Dataset excerpts
• • • • • • •

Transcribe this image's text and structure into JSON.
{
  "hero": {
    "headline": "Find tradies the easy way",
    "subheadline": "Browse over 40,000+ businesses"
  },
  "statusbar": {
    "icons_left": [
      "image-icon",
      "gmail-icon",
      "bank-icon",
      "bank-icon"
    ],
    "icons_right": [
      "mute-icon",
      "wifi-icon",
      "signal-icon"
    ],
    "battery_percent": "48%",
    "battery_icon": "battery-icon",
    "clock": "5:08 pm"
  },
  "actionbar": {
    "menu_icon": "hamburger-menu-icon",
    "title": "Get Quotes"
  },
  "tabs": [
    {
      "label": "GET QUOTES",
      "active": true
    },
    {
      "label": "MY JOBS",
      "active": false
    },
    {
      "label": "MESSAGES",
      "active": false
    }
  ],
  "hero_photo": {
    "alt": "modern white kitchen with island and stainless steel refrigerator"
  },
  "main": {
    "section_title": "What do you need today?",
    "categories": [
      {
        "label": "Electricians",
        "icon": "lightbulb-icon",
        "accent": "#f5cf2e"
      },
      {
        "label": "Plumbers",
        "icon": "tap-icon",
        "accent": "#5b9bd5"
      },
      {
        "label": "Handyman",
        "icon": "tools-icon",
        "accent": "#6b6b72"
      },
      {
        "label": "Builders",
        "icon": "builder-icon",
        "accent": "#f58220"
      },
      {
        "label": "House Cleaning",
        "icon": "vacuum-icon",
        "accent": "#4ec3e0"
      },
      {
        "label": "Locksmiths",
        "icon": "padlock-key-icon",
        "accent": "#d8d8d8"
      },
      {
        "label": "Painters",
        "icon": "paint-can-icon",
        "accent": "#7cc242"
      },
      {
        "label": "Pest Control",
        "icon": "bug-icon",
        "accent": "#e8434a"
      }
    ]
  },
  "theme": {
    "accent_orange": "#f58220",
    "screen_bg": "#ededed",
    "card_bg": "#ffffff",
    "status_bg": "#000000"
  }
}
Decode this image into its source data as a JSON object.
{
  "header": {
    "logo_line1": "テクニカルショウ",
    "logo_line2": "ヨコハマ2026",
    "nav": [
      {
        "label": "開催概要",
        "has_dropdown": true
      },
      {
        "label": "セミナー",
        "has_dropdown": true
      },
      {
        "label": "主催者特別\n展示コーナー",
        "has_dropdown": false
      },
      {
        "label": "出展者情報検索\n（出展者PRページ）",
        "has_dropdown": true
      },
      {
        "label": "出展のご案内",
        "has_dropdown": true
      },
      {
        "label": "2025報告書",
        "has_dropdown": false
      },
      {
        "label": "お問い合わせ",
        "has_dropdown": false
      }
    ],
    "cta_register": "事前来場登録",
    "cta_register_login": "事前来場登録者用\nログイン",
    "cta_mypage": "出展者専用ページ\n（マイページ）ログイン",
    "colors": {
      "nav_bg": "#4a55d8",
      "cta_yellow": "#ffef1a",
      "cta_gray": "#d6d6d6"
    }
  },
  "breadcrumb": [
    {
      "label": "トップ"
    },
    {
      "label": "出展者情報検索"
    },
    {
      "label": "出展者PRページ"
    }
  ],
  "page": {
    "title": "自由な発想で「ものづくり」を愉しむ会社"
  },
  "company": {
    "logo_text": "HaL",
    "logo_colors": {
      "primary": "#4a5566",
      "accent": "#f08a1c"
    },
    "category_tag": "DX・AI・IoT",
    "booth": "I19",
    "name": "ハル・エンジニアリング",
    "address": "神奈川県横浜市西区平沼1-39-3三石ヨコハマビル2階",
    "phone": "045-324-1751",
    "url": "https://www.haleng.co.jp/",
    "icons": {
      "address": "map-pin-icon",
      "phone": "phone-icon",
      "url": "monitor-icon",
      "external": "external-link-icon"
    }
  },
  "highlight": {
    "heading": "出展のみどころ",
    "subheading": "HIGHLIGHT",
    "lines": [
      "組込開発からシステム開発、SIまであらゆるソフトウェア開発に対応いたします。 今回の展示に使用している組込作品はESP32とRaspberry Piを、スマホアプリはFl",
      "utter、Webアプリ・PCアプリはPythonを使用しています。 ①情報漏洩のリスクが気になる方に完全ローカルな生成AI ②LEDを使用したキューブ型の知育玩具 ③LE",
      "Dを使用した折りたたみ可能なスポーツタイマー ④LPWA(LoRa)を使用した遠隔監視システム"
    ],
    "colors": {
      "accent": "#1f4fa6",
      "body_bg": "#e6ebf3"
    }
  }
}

• • • • • • •

What this task involves: Exactly as they are written, print the entries again.

Exercise answer:
Transcribe this image's text and structure into JSON.
{
  "hero": {
    "headline": "Find tradies the easy way",
    "subheadline": "Browse over 40,000+ businesses"
  },
  "statusbar": {
    "icons_left": [
      "image-icon",
      "gmail-icon",
      "bank-icon",
      "bank-icon"
    ],
    "icons_right": [
      "mute-icon",
      "wifi-icon",
      "signal-icon"
    ],
    "battery_percent": "48%",
    "battery_icon": "battery-icon",
    "clock": "5:08 pm"
  },
  "actionbar": {
    "menu_icon": "hamburger-menu-icon",
    "title": "Get Quotes"
  },
  "tabs": [
    {
      "label": "GET QUOTES",
      "active": true
    },
    {
      "label": "MY JOBS",
      "active": false
    },
    {
      "label": "MESSAGES",
      "active": false
    }
  ],
  "hero_photo": {
    "alt": "modern white kitchen with island and stainless steel refrigerator"
  },
  "main": {
    "section_title": "What do you need today?",
    "categories": [
      {
        "label": "Electricians",
        "icon": "lightbulb-icon",
        "accent": "#f5cf2e"
      },
      {
        "label": "Plumbers",
        "icon": "tap-icon",
        "accent": "#5b9bd5"
      },
      {
        "label": "Handyman",
        "icon": "tools-icon",
        "accent": "#6b6b72"
      },
      {
        "label": "Builders",
        "icon": "builder-icon",
        "accent": "#f58220"
      },
      {
        "label": "House Cleaning",
        "icon": "vacuum-icon",
        "accent": "#4ec3e0"
      },
      {
        "label": "Locksmiths",
        "icon": "padlock-key-icon",
        "accent": "#d8d8d8"
      },
      {
        "label": "Painters",
        "icon": "paint-can-icon",
        "accent": "#7cc242"
      },
      {
        "label": "Pest Control",
        "icon": "bug-icon",
        "accent": "#e8434a"
      }
    ]
  },
  "theme": {
    "accent_orange": "#f58220",
    "screen_bg": "#ededed",
    "card_bg": "#ffffff",
    "status_bg": "#000000"
  }
}
Decode this image into its source data as a JSON object.
{
  "header": {
    "logo_line1": "テクニカルショウ",
    "logo_line2": "ヨコハマ2026",
    "nav": [
      {
        "label": "開催概要",
        "has_dropdown": true
      },
      {
        "label": "セミナー",
        "has_dropdown": true
      },
      {
        "label": "主催者特別\n展示コーナー",
        "has_dropdown": false
      },
      {
        "label": "出展者情報検索\n（出展者PRページ）",
        "has_dropdown": true
      },
      {
        "label": "出展のご案内",
        "has_dropdown": true
      },
      {
        "label": "2025報告書",
        "has_dropdown": false
      },
      {
        "label": "お問い合わせ",
        "has_dropdown": false
      }
    ],
    "cta_register": "事前来場登録",
    "cta_register_login": "事前来場登録者用\nログイン",
    "cta_mypage": "出展者専用ページ\n（マイページ）ログイン",
    "colors": {
      "nav_bg": "#4a55d8",
      "cta_yellow": "#ffef1a",
      "cta_gray": "#d6d6d6"
    }
  },
  "breadcrumb": [
    {
      "label": "トップ"
    },
    {
      "label": "出展者情報検索"
    },
    {
      "label": "出展者PRページ"
    }
  ],
  "page": {
    "title": "自由な発想で「ものづくり」を愉しむ会社"
  },
  "company": {
    "logo_text": "HaL",
    "logo_colors": {
      "primary": "#4a5566",
      "accent": "#f08a1c"
    },
    "category_tag": "DX・AI・IoT",
    "booth": "I19",
    "name": "ハル・エンジニアリング",
    "address": "神奈川県横浜市西区平沼1-39-3三石ヨコハマビル2階",
    "phone": "045-324-1751",
    "url": "https://www.haleng.co.jp/",
    "icons": {
      "address": "map-pin-icon",
      "phone": "phone-icon",
      "url": "monitor-icon",
      "external": "external-link-icon"
    }
  },
  "highlight": {
    "heading": "出展のみどころ",
    "subheading": "HIGHLIGHT",
    "lines": [
      "組込開発からシステム開発、SIまであらゆるソフトウェア開発に対応いたします。 今回の展示に使用している組込作品はESP32とRaspberry Piを、スマホアプリはFl",
      "utter、Webアプリ・PCアプリはPythonを使用しています。 ①情報漏洩のリスクが気になる方に完全ローカルな生成AI ②LEDを使用したキューブ型の知育玩具 ③LE",
      "Dを使用した折りたたみ可能なスポーツタイマー ④LPWA(LoRa)を使用した遠隔監視システム"
    ],
    "colors": {
      "accent": "#1f4fa6",
      "body_bg": "#e6ebf3"
    }
  }
}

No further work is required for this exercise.